Dataset entries on figures:
------------
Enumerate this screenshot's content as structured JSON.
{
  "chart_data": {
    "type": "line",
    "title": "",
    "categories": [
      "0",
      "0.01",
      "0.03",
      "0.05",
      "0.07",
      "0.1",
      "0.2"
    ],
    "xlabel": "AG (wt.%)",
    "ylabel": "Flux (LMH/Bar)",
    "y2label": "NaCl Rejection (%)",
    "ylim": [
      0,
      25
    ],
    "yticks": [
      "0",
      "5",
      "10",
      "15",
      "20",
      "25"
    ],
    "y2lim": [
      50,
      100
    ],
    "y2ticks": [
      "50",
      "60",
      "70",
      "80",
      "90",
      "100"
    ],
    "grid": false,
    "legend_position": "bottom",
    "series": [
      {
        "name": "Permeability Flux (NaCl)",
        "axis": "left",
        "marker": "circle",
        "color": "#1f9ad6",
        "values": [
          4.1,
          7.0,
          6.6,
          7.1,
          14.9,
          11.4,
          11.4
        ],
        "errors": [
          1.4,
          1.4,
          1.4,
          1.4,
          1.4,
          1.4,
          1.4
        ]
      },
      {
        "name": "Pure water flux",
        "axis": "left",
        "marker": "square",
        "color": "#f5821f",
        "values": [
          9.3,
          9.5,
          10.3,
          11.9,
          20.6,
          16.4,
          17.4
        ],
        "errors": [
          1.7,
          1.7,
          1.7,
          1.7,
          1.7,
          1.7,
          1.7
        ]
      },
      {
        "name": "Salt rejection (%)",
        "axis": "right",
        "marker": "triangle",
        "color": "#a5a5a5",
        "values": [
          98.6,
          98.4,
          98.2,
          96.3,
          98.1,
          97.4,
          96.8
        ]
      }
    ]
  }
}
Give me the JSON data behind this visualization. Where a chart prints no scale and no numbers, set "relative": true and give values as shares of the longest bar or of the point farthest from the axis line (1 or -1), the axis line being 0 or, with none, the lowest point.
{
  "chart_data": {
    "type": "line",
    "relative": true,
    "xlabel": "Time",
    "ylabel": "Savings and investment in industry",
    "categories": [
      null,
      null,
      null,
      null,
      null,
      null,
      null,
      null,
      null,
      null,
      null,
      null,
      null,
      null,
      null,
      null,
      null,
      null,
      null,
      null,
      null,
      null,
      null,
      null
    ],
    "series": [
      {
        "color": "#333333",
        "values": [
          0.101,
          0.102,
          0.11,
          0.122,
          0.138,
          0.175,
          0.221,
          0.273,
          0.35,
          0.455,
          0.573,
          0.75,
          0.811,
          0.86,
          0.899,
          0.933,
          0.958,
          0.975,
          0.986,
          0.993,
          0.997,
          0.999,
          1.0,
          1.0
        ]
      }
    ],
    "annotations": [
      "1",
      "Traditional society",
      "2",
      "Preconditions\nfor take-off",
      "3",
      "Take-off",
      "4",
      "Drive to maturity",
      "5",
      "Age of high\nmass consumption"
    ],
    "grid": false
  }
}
------------
> [WRITTEN INSTRUCTION]:
Reproduce the whole listing word for word.

> [RESULT FOR THIS EXERCISE]:
Enumerate this screenshot's content as structured JSON.
{
  "chart_data": {
    "type": "line",
    "title": "",
    "categories": [
      "0",
      "0.01",
      "0.03",
      "0.05",
      "0.07",
      "0.1",
      "0.2"
    ],
    "xlabel": "AG (wt.%)",
    "ylabel": "Flux (LMH/Bar)",
    "y2label": "NaCl Rejection (%)",
    "ylim": [
      0,
      25
    ],
    "yticks": [
      "0",
      "5",
      "10",
      "15",
      "20",
      "25"
    ],
    "y2lim": [
      50,
      100
    ],
    "y2ticks": [
      "50",
      "60",
      "70",
      "80",
      "90",
      "100"
    ],
    "grid": false,
    "legend_position": "bottom",
    "series": [
      {
        "name": "Permeability Flux (NaCl)",
        "axis": "left",
        "marker": "circle",
        "color": "#1f9ad6",
        "values": [
          4.1,
          7.0,
          6.6,
          7.1,
          14.9,
          11.4,
          11.4
        ],
        "errors": [
          1.4,
          1.4,
          1.4,
          1.4,
          1.4,
          1.4,
          1.4
        ]
      },
      {
        "name": "Pure water flux",
        "axis": "left",
        "marker": "square",
        "color": "#f5821f",
        "values": [
          9.3,
          9.5,
          10.3,
          11.9,
          20.6,
          16.4,
          17.4
        ],
        "errors": [
          1.7,
          1.7,
          1.7,
          1.7,
          1.7,
          1.7,
          1.7
        ]
      },
      {
        "name": "Salt rejection (%)",
        "axis": "right",
        "marker": "triangle",
        "color": "#a5a5a5",
        "values": [
          98.6,
          98.4,
          98.2,
          96.3,
          98.1,
          97.4,
          96.8
        ]
      }
    ]
  }
}
Give me the JSON data behind this visualization. Where a chart prints no scale and no numbers, set "relative": true and give values as shares of the longest bar or of the point farthest from the axis line (1 or -1), the axis line being 0 or, with none, the lowest point.
{
  "chart_data": {
    "type": "line",
    "relative": true,
    "xlabel": "Time",
    "ylabel": "Savings and investment in industry",
    "categories": [
      null,
      null,
      null,
      null,
      null,
      null,
      null,
      null,
      null,
      null,
      null,
      null,
      null,
      null,
      null,
      null,
      null,
      null,
      null,
      null,
      null,
      null,
      null,
      null
    ],
    "series": [
      {
        "color": "#333333",
        "values": [
          0.101,
          0.102,
          0.11,
          0.122,
          0.138,
          0.175,
          0.221,
          0.273,
          0.35,
          0.455,
          0.573,
          0.75,
          0.811,
          0.86,
          0.899,
          0.933,
          0.958,
          0.975,
          0.986,
          0.993,
          0.997,
          0.999,
          1.0,
          1.0
        ]
      }
    ],
    "annotations": [
      "1",
      "Traditional society",
      "2",
      "Preconditions\nfor take-off",
      "3",
      "Take-off",
      "4",
      "Drive to maturity",
      "5",
      "Age of high\nmass consumption"
    ],
    "grid": false
  }
}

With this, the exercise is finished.